━━ Supplied entries

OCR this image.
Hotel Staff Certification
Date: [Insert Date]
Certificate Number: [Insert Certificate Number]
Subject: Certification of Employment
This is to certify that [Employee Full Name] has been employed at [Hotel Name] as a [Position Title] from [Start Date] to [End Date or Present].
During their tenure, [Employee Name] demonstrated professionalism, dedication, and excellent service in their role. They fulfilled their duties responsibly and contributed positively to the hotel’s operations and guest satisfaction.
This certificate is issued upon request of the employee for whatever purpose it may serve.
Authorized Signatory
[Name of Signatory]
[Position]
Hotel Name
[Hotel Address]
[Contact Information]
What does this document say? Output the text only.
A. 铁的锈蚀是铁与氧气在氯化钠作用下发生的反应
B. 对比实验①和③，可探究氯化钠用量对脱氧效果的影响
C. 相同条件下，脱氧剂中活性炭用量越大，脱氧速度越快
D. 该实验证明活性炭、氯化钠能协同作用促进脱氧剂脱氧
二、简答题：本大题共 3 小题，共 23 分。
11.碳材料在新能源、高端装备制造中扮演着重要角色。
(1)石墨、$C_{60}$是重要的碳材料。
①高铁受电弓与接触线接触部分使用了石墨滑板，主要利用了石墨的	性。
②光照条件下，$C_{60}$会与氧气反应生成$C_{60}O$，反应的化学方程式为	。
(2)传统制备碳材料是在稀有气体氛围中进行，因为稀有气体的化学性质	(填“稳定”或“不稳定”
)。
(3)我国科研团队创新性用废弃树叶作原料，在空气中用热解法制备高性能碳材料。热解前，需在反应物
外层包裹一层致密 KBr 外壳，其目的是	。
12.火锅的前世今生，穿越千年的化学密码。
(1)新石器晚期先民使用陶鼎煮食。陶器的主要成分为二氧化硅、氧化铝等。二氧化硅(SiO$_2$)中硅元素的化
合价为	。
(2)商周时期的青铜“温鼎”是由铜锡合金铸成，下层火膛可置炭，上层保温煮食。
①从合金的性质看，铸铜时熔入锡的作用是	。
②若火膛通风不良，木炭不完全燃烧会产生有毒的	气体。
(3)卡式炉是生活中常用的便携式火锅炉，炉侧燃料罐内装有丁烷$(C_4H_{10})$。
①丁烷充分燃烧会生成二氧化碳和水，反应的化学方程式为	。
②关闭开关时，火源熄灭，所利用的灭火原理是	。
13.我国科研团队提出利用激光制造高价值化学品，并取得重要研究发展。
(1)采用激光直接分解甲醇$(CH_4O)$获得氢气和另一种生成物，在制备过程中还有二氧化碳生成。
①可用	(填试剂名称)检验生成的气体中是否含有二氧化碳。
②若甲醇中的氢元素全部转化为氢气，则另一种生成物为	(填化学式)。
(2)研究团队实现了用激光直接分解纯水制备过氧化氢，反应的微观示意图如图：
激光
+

━━━━

Gather up, from the records above, each line where the word "Name" appears.

Response →
This is to certify that [Employee Full Name] has been employed at [Hotel Name] as a [Position Title] from [Start Date] to [End Date or Present].
During their tenure, [Employee Name] demonstrated professionalism, dedication, and excellent service in their role. They fulfilled their duties responsibly and contributed positively to the hotel’s operations and guest satisfaction.
[Name of Signatory]
Hotel Name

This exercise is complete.